● What you have to do
Leave out the pictures; transcribe all else exactly.

+++ Supplied records +++

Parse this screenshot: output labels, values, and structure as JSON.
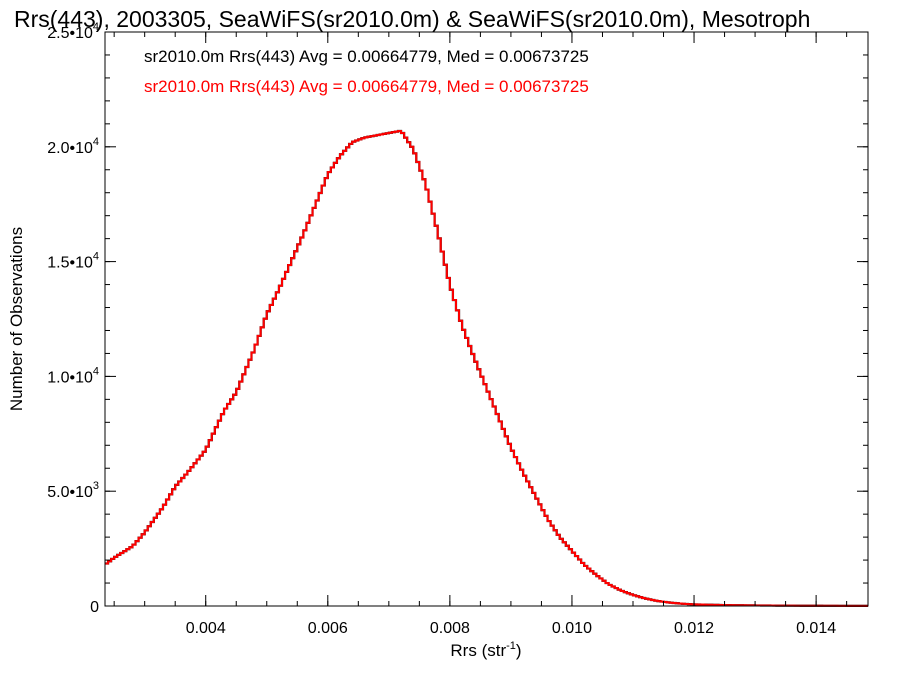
{
  "chart_data": {
    "type": "line",
    "title": "Rrs(443), 2003305, SeaWiFS(sr2010.0m) & SeaWiFS(sr2010.0m), Mesotroph",
    "xlabel_main": "Rrs (str",
    "xlabel_sup": "-1",
    "xlabel_end": ")",
    "ylabel": "Number of Observations",
    "xlim": [
      0.00235,
      0.01485
    ],
    "ylim": [
      0,
      25000
    ],
    "x_ticks": [
      {
        "value": 0.004,
        "label": "0.004"
      },
      {
        "value": 0.006,
        "label": "0.006"
      },
      {
        "value": 0.008,
        "label": "0.008"
      },
      {
        "value": 0.01,
        "label": "0.010"
      },
      {
        "value": 0.012,
        "label": "0.012"
      },
      {
        "value": 0.014,
        "label": "0.014"
      }
    ],
    "y_ticks": [
      {
        "value": 0,
        "mant": "0",
        "exp": ""
      },
      {
        "value": 5000,
        "mant": "5.0•10",
        "exp": "3"
      },
      {
        "value": 10000,
        "mant": "1.0•10",
        "exp": "4"
      },
      {
        "value": 15000,
        "mant": "1.5•10",
        "exp": "4"
      },
      {
        "value": 20000,
        "mant": "2.0•10",
        "exp": "4"
      },
      {
        "value": 25000,
        "mant": "2.5•10",
        "exp": "4"
      }
    ],
    "legend": [
      {
        "text": "sr2010.0m Rrs(443) Avg = 0.00664779, Med = 0.00673725",
        "color": "#000000"
      },
      {
        "text": "sr2010.0m Rrs(443) Avg = 0.00664779, Med = 0.00673725",
        "color": "#ff0000"
      }
    ],
    "series": [
      {
        "color": "#000000",
        "x": [
          0.00235,
          0.0025,
          0.0028,
          0.003,
          0.0033,
          0.0035,
          0.0037,
          0.004,
          0.0043,
          0.0045,
          0.0048,
          0.005,
          0.0052,
          0.0054,
          0.0056,
          0.0058,
          0.006,
          0.0062,
          0.0064,
          0.0066,
          0.0068,
          0.007,
          0.0072,
          0.0074,
          0.0076,
          0.0078,
          0.008,
          0.0082,
          0.0084,
          0.0086,
          0.0088,
          0.009,
          0.0092,
          0.0094,
          0.0096,
          0.0098,
          0.01,
          0.0102,
          0.0104,
          0.0106,
          0.0108,
          0.011,
          0.0112,
          0.0114,
          0.0116,
          0.0118,
          0.012,
          0.0125,
          0.013,
          0.0135,
          0.014,
          0.01485
        ],
        "y": [
          1800,
          2100,
          2600,
          3200,
          4300,
          5200,
          5800,
          6800,
          8500,
          9300,
          11200,
          12700,
          13800,
          15000,
          16200,
          17500,
          18800,
          19600,
          20200,
          20400,
          20500,
          20600,
          20700,
          19900,
          18400,
          16300,
          14000,
          12200,
          10800,
          9500,
          8200,
          6900,
          5800,
          4800,
          3800,
          3000,
          2400,
          1800,
          1350,
          950,
          680,
          480,
          330,
          220,
          150,
          100,
          70,
          40,
          25,
          15,
          10,
          5
        ]
      },
      {
        "color": "#ff0000",
        "x": [
          0.00235,
          0.0025,
          0.0028,
          0.003,
          0.0033,
          0.0035,
          0.0037,
          0.004,
          0.0043,
          0.0045,
          0.0048,
          0.005,
          0.0052,
          0.0054,
          0.0056,
          0.0058,
          0.006,
          0.0062,
          0.0064,
          0.0066,
          0.0068,
          0.007,
          0.0072,
          0.0074,
          0.0076,
          0.0078,
          0.008,
          0.0082,
          0.0084,
          0.0086,
          0.0088,
          0.009,
          0.0092,
          0.0094,
          0.0096,
          0.0098,
          0.01,
          0.0102,
          0.0104,
          0.0106,
          0.0108,
          0.011,
          0.0112,
          0.0114,
          0.0116,
          0.0118,
          0.012,
          0.0125,
          0.013,
          0.0135,
          0.014,
          0.01485
        ],
        "y": [
          1800,
          2100,
          2600,
          3200,
          4300,
          5200,
          5800,
          6800,
          8500,
          9300,
          11200,
          12700,
          13800,
          15000,
          16200,
          17500,
          18800,
          19600,
          20200,
          20400,
          20500,
          20600,
          20700,
          19900,
          18400,
          16300,
          14000,
          12200,
          10800,
          9500,
          8200,
          6900,
          5800,
          4800,
          3800,
          3000,
          2400,
          1800,
          1350,
          950,
          680,
          480,
          330,
          220,
          150,
          100,
          70,
          40,
          25,
          15,
          10,
          5
        ]
      }
    ]
  }
}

+++

● Answer
Parse this screenshot: output labels, values, and structure as JSON.
{
  "chart_data": {
    "type": "line",
    "title": "Rrs(443), 2003305, SeaWiFS(sr2010.0m) & SeaWiFS(sr2010.0m), Mesotroph",
    "xlabel_main": "Rrs (str",
    "xlabel_sup": "-1",
    "xlabel_end": ")",
    "ylabel": "Number of Observations",
    "xlim": [
      0.00235,
      0.01485
    ],
    "ylim": [
      0,
      25000
    ],
    "x_ticks": [
      {
        "value": 0.004,
        "label": "0.004"
      },
      {
        "value": 0.006,
        "label": "0.006"
      },
      {
        "value": 0.008,
        "label": "0.008"
      },
      {
        "value": 0.01,
        "label": "0.010"
      },
      {
        "value": 0.012,
        "label": "0.012"
      },
      {
        "value": 0.014,
        "label": "0.014"
      }
    ],
    "y_ticks": [
      {
        "value": 0,
        "mant": "0",
        "exp": ""
      },
      {
        "value": 5000,
        "mant": "5.0•10",
        "exp": "3"
      },
      {
        "value": 10000,
        "mant": "1.0•10",
        "exp": "4"
      },
      {
        "value": 15000,
        "mant": "1.5•10",
        "exp": "4"
      },
      {
        "value": 20000,
        "mant": "2.0•10",
        "exp": "4"
      },
      {
        "value": 25000,
        "mant": "2.5•10",
        "exp": "4"
      }
    ],
    "legend": [
      {
        "text": "sr2010.0m Rrs(443) Avg = 0.00664779, Med = 0.00673725",
        "color": "#000000"
      },
      {
        "text": "sr2010.0m Rrs(443) Avg = 0.00664779, Med = 0.00673725",
        "color": "#ff0000"
      }
    ],
    "series": [
      {
        "color": "#000000",
        "x": [
          0.00235,
          0.0025,
          0.0028,
          0.003,
          0.0033,
          0.0035,
          0.0037,
          0.004,
          0.0043,
          0.0045,
          0.0048,
          0.005,
          0.0052,
          0.0054,
          0.0056,
          0.0058,
          0.006,
          0.0062,
          0.0064,
          0.0066,
          0.0068,
          0.007,
          0.0072,
          0.0074,
          0.0076,
          0.0078,
          0.008,
          0.0082,
          0.0084,
          0.0086,
          0.0088,
          0.009,
          0.0092,
          0.0094,
          0.0096,
          0.0098,
          0.01,
          0.0102,
          0.0104,
          0.0106,
          0.0108,
          0.011,
          0.0112,
          0.0114,
          0.0116,
          0.0118,
          0.012,
          0.0125,
          0.013,
          0.0135,
          0.014,
          0.01485
        ],
        "y": [
          1800,
          2100,
          2600,
          3200,
          4300,
          5200,
          5800,
          6800,
          8500,
          9300,
          11200,
          12700,
          13800,
          15000,
          16200,
          17500,
          18800,
          19600,
          20200,
          20400,
          20500,
          20600,
          20700,
          19900,
          18400,
          16300,
          14000,
          12200,
          10800,
          9500,
          8200,
          6900,
          5800,
          4800,
          3800,
          3000,
          2400,
          1800,
          1350,
          950,
          680,
          480,
          330,
          220,
          150,
          100,
          70,
          40,
          25,
          15,
          10,
          5
        ]
      },
      {
        "color": "#ff0000",
        "x": [
          0.00235,
          0.0025,
          0.0028,
          0.003,
          0.0033,
          0.0035,
          0.0037,
          0.004,
          0.0043,
          0.0045,
          0.0048,
          0.005,
          0.0052,
          0.0054,
          0.0056,
          0.0058,
          0.006,
          0.0062,
          0.0064,
          0.0066,
          0.0068,
          0.007,
          0.0072,
          0.0074,
          0.0076,
          0.0078,
          0.008,
          0.0082,
          0.0084,
          0.0086,
          0.0088,
          0.009,
          0.0092,
          0.0094,
          0.0096,
          0.0098,
          0.01,
          0.0102,
          0.0104,
          0.0106,
          0.0108,
          0.011,
          0.0112,
          0.0114,
          0.0116,
          0.0118,
          0.012,
          0.0125,
          0.013,
          0.0135,
          0.014,
          0.01485
        ],
        "y": [
          1800,
          2100,
          2600,
          3200,
          4300,
          5200,
          5800,
          6800,
          8500,
          9300,
          11200,
          12700,
          13800,
          15000,
          16200,
          17500,
          18800,
          19600,
          20200,
          20400,
          20500,
          20600,
          20700,
          19900,
          18400,
          16300,
          14000,
          12200,
          10800,
          9500,
          8200,
          6900,
          5800,
          4800,
          3800,
          3000,
          2400,
          1800,
          1350,
          950,
          680,
          480,
          330,
          220,
          150,
          100,
          70,
          40,
          25,
          15,
          10,
          5
        ]
      }
    ]
  }
}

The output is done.